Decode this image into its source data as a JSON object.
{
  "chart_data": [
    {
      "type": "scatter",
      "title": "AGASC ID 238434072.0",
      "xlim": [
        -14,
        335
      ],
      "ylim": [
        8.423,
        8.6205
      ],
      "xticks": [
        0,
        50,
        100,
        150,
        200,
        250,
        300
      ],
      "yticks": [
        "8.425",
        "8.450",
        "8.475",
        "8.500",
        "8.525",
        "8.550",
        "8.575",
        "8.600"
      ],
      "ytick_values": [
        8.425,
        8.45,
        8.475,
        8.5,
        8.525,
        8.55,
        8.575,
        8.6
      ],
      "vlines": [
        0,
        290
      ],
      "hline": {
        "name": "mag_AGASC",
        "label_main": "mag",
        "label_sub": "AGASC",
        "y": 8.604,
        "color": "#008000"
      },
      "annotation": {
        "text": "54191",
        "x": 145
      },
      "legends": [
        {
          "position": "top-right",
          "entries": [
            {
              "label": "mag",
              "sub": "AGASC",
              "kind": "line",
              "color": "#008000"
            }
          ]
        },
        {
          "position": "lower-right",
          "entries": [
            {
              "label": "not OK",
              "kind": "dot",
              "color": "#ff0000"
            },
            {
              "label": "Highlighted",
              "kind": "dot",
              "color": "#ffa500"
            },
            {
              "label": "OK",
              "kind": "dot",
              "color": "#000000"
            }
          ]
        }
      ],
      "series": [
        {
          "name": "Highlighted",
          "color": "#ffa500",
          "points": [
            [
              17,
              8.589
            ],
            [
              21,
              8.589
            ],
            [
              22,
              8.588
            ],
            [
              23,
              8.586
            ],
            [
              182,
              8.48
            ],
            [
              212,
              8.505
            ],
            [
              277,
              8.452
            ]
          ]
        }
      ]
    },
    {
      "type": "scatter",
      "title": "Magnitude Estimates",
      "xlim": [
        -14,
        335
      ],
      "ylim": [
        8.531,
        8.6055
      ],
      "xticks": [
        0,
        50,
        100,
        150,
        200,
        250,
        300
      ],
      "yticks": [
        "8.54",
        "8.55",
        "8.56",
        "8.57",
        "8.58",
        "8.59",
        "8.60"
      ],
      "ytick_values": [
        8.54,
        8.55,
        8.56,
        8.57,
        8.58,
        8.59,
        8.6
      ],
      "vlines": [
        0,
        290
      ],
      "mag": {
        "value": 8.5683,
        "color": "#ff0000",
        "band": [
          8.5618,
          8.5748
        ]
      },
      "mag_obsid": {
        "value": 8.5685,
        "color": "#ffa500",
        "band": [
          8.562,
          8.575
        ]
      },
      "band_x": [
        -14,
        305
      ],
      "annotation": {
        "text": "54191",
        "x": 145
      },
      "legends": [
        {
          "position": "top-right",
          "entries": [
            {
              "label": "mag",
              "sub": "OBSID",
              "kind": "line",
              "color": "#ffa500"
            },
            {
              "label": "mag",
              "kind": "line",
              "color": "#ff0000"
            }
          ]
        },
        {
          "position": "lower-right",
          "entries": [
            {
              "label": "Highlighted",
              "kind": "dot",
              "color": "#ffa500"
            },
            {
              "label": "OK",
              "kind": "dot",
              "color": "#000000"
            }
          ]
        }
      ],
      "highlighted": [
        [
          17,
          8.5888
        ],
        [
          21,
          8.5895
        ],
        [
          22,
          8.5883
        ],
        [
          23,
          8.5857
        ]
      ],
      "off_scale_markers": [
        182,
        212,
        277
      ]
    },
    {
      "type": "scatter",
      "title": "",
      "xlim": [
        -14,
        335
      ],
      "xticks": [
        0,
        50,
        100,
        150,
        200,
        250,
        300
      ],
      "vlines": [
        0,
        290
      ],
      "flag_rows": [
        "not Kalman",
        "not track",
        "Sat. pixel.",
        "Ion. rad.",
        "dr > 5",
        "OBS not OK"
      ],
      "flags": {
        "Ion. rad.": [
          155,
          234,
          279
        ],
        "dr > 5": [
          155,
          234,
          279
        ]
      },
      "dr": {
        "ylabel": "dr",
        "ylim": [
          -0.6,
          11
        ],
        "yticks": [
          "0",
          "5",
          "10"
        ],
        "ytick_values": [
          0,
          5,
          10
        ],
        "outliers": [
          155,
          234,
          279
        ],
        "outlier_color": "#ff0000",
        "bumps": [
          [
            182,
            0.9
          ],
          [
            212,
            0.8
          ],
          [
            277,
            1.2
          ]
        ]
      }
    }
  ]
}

======

Problem details => Send back each record exactly as it stands.

Complete response =>
Decode this image into its source data as a JSON object.
{
  "chart_data": [
    {
      "type": "scatter",
      "title": "AGASC ID 238434072.0",
      "xlim": [
        -14,
        335
      ],
      "ylim": [
        8.423,
        8.6205
      ],
      "xticks": [
        0,
        50,
        100,
        150,
        200,
        250,
        300
      ],
      "yticks": [
        "8.425",
        "8.450",
        "8.475",
        "8.500",
        "8.525",
        "8.550",
        "8.575",
        "8.600"
      ],
      "ytick_values": [
        8.425,
        8.45,
        8.475,
        8.5,
        8.525,
        8.55,
        8.575,
        8.6
      ],
      "vlines": [
        0,
        290
      ],
      "hline": {
        "name": "mag_AGASC",
        "label_main": "mag",
        "label_sub": "AGASC",
        "y": 8.604,
        "color": "#008000"
      },
      "annotation": {
        "text": "54191",
        "x": 145
      },
      "legends": [
        {
          "position": "top-right",
          "entries": [
            {
              "label": "mag",
              "sub": "AGASC",
              "kind": "line",
              "color": "#008000"
            }
          ]
        },
        {
          "position": "lower-right",
          "entries": [
            {
              "label": "not OK",
              "kind": "dot",
              "color": "#ff0000"
            },
            {
              "label": "Highlighted",
              "kind": "dot",
              "color": "#ffa500"
            },
            {
              "label": "OK",
              "kind": "dot",
              "color": "#000000"
            }
          ]
        }
      ],
      "series": [
        {
          "name": "Highlighted",
          "color": "#ffa500",
          "points": [
            [
              17,
              8.589
            ],
            [
              21,
              8.589
            ],
            [
              22,
              8.588
            ],
            [
              23,
              8.586
            ],
            [
              182,
              8.48
            ],
            [
              212,
              8.505
            ],
            [
              277,
              8.452
            ]
          ]
        }
      ]
    },
    {
      "type": "scatter",
      "title": "Magnitude Estimates",
      "xlim": [
        -14,
        335
      ],
      "ylim": [
        8.531,
        8.6055
      ],
      "xticks": [
        0,
        50,
        100,
        150,
        200,
        250,
        300
      ],
      "yticks": [
        "8.54",
        "8.55",
        "8.56",
        "8.57",
        "8.58",
        "8.59",
        "8.60"
      ],
      "ytick_values": [
        8.54,
        8.55,
        8.56,
        8.57,
        8.58,
        8.59,
        8.6
      ],
      "vlines": [
        0,
        290
      ],
      "mag": {
        "value": 8.5683,
        "color": "#ff0000",
        "band": [
          8.5618,
          8.5748
        ]
      },
      "mag_obsid": {
        "value": 8.5685,
        "color": "#ffa500",
        "band": [
          8.562,
          8.575
        ]
      },
      "band_x": [
        -14,
        305
      ],
      "annotation": {
        "text": "54191",
        "x": 145
      },
      "legends": [
        {
          "position": "top-right",
          "entries": [
            {
              "label": "mag",
              "sub": "OBSID",
              "kind": "line",
              "color": "#ffa500"
            },
            {
              "label": "mag",
              "kind": "line",
              "color": "#ff0000"
            }
          ]
        },
        {
          "position": "lower-right",
          "entries": [
            {
              "label": "Highlighted",
              "kind": "dot",
              "color": "#ffa500"
            },
            {
              "label": "OK",
              "kind": "dot",
              "color": "#000000"
            }
          ]
        }
      ],
      "highlighted": [
        [
          17,
          8.5888
        ],
        [
          21,
          8.5895
        ],
        [
          22,
          8.5883
        ],
        [
          23,
          8.5857
        ]
      ],
      "off_scale_markers": [
        182,
        212,
        277
      ]
    },
    {
      "type": "scatter",
      "title": "",
      "xlim": [
        -14,
        335
      ],
      "xticks": [
        0,
        50,
        100,
        150,
        200,
        250,
        300
      ],
      "vlines": [
        0,
        290
      ],
      "flag_rows": [
        "not Kalman",
        "not track",
        "Sat. pixel.",
        "Ion. rad.",
        "dr > 5",
        "OBS not OK"
      ],
      "flags": {
        "Ion. rad.": [
          155,
          234,
          279
        ],
        "dr > 5": [
          155,
          234,
          279
        ]
      },
      "dr": {
        "ylabel": "dr",
        "ylim": [
          -0.6,
          11
        ],
        "yticks": [
          "0",
          "5",
          "10"
        ],
        "ytick_values": [
          0,
          5,
          10
        ],
        "outliers": [
          155,
          234,
          279
        ],
        "outlier_color": "#ff0000",
        "bumps": [
          [
            182,
            0.9
          ],
          [
            212,
            0.8
          ],
          [
            277,
            1.2
          ]
        ]
      }
    }
  ]
}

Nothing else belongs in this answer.